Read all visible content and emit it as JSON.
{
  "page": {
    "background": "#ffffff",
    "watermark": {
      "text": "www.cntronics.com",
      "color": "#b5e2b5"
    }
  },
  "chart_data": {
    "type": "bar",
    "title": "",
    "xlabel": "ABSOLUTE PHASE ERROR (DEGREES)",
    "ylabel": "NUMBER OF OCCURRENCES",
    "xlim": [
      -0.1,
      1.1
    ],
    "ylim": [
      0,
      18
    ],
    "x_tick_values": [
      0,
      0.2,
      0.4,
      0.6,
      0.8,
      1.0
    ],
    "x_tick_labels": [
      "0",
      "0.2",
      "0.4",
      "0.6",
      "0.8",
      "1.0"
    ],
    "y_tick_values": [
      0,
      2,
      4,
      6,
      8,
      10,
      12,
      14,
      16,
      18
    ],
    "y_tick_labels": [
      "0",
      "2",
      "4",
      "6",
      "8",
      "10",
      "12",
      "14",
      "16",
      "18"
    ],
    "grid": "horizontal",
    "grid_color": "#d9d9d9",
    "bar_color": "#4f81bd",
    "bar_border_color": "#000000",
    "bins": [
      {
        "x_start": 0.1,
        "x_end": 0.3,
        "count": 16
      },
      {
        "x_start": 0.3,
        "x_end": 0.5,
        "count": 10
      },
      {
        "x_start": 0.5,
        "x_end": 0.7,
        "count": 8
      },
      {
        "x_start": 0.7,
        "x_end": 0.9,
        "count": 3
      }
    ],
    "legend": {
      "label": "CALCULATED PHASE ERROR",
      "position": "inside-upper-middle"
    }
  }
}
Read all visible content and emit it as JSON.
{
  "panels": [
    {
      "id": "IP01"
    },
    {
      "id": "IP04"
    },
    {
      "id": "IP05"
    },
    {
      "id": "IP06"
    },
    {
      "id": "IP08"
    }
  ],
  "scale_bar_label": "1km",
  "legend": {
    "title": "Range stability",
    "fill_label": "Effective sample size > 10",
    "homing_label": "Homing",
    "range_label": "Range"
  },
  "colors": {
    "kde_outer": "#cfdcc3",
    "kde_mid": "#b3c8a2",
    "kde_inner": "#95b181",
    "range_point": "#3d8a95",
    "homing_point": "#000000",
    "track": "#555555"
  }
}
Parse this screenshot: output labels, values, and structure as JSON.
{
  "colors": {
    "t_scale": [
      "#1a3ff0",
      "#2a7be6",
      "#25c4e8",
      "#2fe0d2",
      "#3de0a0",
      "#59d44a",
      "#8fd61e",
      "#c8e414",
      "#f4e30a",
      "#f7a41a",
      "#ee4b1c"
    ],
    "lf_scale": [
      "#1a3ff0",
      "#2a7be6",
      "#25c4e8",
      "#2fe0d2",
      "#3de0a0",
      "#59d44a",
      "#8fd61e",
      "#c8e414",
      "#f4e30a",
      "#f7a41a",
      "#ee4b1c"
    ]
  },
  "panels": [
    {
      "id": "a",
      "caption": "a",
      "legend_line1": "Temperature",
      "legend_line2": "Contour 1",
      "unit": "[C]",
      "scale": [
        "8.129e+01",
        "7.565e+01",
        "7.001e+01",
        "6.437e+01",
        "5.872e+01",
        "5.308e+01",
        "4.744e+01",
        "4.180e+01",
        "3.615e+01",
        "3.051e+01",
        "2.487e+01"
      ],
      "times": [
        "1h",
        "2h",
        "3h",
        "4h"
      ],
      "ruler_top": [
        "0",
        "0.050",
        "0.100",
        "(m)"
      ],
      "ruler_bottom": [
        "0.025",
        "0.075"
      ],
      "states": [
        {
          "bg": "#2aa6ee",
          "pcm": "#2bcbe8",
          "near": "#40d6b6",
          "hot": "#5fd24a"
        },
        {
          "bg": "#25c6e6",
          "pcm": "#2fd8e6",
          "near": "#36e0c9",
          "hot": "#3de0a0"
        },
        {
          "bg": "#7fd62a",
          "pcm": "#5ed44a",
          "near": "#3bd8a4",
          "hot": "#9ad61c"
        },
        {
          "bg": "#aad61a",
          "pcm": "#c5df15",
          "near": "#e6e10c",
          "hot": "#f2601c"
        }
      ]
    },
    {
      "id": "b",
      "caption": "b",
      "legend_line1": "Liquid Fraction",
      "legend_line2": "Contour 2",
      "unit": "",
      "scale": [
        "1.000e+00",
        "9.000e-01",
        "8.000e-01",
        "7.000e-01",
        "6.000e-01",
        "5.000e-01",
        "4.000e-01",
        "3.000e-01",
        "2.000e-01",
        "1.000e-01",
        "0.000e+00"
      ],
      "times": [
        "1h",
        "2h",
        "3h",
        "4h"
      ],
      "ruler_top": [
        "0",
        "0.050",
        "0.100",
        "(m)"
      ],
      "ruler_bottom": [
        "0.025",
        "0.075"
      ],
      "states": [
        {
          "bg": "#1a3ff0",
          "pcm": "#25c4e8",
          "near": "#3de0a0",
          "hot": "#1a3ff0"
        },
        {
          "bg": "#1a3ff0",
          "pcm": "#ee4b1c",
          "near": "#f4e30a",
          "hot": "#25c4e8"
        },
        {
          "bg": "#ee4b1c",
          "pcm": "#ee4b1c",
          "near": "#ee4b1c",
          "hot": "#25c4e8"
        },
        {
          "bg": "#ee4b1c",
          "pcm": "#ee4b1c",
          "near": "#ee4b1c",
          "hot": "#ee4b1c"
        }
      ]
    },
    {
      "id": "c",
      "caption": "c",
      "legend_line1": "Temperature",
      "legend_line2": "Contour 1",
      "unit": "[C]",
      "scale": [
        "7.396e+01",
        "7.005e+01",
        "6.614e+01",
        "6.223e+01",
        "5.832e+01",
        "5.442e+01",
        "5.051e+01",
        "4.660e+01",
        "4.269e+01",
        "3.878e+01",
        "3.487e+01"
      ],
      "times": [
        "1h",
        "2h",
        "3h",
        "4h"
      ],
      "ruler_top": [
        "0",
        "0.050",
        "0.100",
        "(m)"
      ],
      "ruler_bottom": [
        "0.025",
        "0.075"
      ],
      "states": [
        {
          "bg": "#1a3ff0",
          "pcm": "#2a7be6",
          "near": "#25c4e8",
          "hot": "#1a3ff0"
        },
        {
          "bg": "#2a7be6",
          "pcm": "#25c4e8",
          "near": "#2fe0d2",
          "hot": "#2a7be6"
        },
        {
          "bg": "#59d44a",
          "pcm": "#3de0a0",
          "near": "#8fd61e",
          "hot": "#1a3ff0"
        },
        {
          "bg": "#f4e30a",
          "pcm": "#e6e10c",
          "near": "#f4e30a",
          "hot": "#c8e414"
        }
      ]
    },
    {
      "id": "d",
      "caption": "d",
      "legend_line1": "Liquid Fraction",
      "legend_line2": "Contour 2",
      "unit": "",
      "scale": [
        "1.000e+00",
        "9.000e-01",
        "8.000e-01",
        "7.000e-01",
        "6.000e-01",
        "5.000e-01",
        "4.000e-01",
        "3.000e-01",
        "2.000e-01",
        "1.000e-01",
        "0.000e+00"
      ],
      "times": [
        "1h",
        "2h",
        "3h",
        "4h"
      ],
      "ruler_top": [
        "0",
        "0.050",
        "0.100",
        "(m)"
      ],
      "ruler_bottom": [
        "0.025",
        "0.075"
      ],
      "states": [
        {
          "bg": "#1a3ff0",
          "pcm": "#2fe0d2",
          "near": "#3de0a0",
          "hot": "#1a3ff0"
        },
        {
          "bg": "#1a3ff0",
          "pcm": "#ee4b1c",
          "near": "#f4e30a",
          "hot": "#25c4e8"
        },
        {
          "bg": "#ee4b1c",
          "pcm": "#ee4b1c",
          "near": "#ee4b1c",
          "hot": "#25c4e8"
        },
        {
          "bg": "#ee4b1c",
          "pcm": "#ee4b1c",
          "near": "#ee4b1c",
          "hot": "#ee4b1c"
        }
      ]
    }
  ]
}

▸ **THE EXERCISE**: Find all lines where the word "caption" appears. Copy them.

▸ **EXERCISE ANSWER**:
      "caption": "a",
      "caption": "b",
      "caption": "c",
      "caption": "d",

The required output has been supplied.